**Document segment:**
-- -- --

Abstract
As biomarkers have grown in importance throughout the pharma R&D cycle, managers have moved from informal, intuitive ways of dealing with biomarker discovery and implementation to more formal procedures. In all pharmaceutical companies, standard operating procedures (SOPs) for planning, implementing, and employing biomarkers remain a work in progress, continually evolving as still-scarce outcomes data from biomarker-driven programs becomes available.
Based on extensive interviews with senior managers and thought leaders, Biomarker SOPs: Getting Optimum Value from Your Biomarker Programs addresses four primary elements in planning and deploying biomarkers:
- Strategic planning for biomarkers in discovery and development
- Tactical planning for the implementation of biomarkers in R&D programs
- Organizational structures for biomarker implementation
- Approaches to risk/cost-benefit analysis of biomarker programs
For instance, strategic planning for biomarkers attempts to address issues such as whether a clinical measurement will suffice, whether an existing validated biomarker can do the job, or whether a biomarker must be discovered and a method for its measurement must be developed and validated. Although big pharma companies differ in the methods and timing for biomarker strategic planning, they generally start planning very early in the discovery process. In some cases, planning and implementation for efficacy-related biomarkers begin before a final disease target has been determined. Since getting a new biomarker on-line can take a year or more, planning for biomarkers to be used in early development needs to begin as soon as strategic issues can be clarified.

-- -- --

**Excerpted records:**
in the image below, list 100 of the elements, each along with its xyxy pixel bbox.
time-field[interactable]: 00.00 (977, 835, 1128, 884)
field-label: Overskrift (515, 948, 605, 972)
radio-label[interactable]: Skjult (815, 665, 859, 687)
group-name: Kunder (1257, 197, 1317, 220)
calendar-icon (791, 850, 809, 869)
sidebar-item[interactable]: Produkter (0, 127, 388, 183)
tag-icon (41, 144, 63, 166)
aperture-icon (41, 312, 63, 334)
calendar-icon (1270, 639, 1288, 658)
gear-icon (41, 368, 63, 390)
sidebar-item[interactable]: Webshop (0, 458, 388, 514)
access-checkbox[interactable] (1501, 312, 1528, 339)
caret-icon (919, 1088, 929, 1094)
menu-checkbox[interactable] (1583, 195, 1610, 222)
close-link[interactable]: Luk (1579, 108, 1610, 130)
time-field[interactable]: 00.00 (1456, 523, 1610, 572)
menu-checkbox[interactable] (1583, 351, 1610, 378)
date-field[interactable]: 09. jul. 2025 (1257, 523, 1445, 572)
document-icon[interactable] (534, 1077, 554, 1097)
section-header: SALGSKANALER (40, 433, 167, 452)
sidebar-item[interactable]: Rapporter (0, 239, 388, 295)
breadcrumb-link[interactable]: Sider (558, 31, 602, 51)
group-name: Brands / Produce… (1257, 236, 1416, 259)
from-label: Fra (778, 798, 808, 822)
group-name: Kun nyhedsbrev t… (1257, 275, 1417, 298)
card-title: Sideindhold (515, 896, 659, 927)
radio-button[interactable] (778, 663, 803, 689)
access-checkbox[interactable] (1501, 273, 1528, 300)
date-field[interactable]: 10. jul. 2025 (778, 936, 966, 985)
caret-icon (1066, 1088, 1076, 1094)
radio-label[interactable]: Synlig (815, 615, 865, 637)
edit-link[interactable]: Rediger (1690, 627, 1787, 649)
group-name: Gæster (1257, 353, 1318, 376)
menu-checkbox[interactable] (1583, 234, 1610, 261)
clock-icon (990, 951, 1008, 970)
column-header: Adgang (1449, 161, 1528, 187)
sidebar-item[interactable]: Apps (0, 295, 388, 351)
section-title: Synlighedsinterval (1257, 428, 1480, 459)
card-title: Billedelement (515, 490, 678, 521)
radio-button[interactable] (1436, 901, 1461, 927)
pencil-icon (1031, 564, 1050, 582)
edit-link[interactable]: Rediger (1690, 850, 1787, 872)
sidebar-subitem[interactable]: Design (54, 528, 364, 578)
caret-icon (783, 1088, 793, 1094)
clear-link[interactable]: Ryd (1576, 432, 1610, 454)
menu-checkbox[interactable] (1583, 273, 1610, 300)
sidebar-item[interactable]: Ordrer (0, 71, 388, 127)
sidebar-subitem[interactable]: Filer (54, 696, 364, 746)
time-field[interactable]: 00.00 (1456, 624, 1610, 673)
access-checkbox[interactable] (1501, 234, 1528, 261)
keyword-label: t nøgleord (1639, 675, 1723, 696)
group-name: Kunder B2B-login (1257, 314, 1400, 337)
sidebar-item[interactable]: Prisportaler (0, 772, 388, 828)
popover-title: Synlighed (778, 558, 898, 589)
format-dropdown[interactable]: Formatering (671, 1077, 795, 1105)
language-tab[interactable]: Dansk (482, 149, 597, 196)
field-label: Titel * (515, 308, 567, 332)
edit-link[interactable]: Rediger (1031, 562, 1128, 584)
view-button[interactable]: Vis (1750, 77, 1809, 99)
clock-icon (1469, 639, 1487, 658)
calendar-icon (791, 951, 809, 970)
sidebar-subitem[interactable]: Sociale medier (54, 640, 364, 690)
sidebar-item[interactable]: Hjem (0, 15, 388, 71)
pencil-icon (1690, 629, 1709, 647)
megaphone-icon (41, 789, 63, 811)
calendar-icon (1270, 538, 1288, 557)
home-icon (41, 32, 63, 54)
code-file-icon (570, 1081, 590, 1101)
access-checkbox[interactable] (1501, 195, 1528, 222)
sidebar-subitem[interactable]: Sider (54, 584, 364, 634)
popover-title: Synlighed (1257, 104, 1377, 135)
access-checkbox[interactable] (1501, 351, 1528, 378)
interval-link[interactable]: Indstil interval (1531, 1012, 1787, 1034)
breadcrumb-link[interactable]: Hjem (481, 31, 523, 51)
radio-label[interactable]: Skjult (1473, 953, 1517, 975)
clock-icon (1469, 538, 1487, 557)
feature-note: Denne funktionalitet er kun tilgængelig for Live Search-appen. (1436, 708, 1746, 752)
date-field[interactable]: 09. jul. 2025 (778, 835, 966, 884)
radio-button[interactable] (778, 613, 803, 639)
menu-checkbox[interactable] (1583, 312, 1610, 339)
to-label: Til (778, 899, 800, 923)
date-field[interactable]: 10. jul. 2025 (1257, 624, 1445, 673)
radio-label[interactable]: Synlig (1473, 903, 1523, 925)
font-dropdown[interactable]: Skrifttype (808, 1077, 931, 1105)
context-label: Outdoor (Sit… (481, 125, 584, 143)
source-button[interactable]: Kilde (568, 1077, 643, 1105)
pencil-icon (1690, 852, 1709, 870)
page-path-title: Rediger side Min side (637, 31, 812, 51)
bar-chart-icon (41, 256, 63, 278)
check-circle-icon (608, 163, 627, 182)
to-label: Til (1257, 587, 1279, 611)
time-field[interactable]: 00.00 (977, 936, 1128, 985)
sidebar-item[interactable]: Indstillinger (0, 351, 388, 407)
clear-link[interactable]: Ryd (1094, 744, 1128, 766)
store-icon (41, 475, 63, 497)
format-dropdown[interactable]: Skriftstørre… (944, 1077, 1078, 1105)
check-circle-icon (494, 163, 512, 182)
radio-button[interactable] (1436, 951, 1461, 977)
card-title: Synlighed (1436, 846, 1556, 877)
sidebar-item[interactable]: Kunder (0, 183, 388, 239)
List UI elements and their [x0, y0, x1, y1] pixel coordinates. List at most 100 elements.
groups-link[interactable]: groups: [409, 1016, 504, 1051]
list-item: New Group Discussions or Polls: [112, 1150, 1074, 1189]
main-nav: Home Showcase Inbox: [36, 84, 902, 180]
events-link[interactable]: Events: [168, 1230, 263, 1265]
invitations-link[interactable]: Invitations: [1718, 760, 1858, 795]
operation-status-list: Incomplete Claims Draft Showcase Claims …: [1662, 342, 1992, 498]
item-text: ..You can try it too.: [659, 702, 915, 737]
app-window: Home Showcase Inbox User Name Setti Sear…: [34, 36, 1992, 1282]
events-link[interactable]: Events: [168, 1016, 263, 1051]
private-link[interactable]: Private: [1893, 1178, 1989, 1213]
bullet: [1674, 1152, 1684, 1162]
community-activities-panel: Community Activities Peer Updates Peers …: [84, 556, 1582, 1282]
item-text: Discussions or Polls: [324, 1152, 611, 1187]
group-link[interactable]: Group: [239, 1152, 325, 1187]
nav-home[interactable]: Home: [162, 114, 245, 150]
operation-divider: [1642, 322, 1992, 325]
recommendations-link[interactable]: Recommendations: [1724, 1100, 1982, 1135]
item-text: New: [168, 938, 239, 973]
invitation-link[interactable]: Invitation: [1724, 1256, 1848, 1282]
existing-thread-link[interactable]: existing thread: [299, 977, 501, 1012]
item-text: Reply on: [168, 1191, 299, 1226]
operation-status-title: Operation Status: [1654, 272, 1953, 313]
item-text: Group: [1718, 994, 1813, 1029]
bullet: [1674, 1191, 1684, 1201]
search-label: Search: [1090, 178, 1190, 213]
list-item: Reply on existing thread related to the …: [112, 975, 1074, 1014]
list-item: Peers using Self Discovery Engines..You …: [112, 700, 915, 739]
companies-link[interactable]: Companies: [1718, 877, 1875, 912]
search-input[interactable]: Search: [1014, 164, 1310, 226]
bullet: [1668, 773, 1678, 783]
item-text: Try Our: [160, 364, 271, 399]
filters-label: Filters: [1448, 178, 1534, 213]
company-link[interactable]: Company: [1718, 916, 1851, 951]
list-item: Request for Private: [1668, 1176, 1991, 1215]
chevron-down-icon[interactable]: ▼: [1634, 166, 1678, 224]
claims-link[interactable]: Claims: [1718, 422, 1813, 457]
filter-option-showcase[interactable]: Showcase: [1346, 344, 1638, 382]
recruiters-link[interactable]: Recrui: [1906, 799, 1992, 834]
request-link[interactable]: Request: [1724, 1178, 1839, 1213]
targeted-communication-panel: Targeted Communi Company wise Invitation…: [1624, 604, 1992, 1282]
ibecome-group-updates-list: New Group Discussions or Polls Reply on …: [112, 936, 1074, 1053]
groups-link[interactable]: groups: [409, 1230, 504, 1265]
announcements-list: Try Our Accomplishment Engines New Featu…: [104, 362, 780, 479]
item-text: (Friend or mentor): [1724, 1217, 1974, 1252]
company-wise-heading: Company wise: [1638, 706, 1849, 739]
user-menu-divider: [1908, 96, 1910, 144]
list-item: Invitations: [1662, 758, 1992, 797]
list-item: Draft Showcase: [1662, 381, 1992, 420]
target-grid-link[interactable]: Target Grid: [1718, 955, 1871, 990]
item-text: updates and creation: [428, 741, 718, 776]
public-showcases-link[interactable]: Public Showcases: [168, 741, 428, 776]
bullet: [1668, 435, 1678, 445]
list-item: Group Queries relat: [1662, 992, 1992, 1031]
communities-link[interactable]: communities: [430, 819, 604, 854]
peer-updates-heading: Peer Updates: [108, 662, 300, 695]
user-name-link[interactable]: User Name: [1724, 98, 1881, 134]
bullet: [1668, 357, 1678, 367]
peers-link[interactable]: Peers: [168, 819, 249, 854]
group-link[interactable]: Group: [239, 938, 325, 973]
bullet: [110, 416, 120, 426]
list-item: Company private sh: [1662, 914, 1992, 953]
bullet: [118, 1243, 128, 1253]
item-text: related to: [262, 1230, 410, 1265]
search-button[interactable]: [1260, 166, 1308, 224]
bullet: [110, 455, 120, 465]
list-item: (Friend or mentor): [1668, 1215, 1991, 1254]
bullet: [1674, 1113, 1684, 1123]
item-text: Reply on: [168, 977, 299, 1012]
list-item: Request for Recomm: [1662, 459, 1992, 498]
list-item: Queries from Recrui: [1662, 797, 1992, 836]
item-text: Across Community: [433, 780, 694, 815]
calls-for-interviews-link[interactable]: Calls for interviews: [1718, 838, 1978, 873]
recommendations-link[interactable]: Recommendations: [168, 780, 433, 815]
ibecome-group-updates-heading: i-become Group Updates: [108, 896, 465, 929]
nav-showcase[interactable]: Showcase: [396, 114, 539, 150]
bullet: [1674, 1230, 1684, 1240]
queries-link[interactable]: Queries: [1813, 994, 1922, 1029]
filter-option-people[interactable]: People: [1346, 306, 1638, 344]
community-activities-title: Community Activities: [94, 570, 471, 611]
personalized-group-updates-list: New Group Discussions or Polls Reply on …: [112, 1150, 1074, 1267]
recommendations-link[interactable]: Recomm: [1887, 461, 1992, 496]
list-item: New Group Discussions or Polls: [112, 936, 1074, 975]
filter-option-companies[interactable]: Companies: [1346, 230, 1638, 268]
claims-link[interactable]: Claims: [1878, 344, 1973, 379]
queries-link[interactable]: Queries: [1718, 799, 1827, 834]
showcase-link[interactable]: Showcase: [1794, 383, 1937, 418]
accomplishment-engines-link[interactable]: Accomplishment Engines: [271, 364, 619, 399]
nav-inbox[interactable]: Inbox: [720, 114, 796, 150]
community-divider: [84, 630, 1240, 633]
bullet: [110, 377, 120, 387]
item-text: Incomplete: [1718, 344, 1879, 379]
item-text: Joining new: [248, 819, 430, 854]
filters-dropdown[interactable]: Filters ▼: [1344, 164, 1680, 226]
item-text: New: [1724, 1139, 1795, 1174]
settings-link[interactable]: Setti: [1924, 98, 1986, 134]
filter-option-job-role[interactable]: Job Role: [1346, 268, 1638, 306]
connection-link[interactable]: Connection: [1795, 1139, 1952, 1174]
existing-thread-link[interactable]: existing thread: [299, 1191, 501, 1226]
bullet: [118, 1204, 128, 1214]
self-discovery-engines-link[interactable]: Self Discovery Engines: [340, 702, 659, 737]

-- -- --

**Exercise directions:**
Answer these questions from the biomarker SOPs abstract:
(a) What is the report on biomarker SOPs based on?
(b) When do big pharma companies generally start strategic planning for biomarkers?
(c) How long can getting a new biomarker on-line take?

**Task output:**
(a) It is based on extensive interviews with senior managers and thought leaders.
(b) They generally start very early in the discovery process.
(c) It can take a year or more.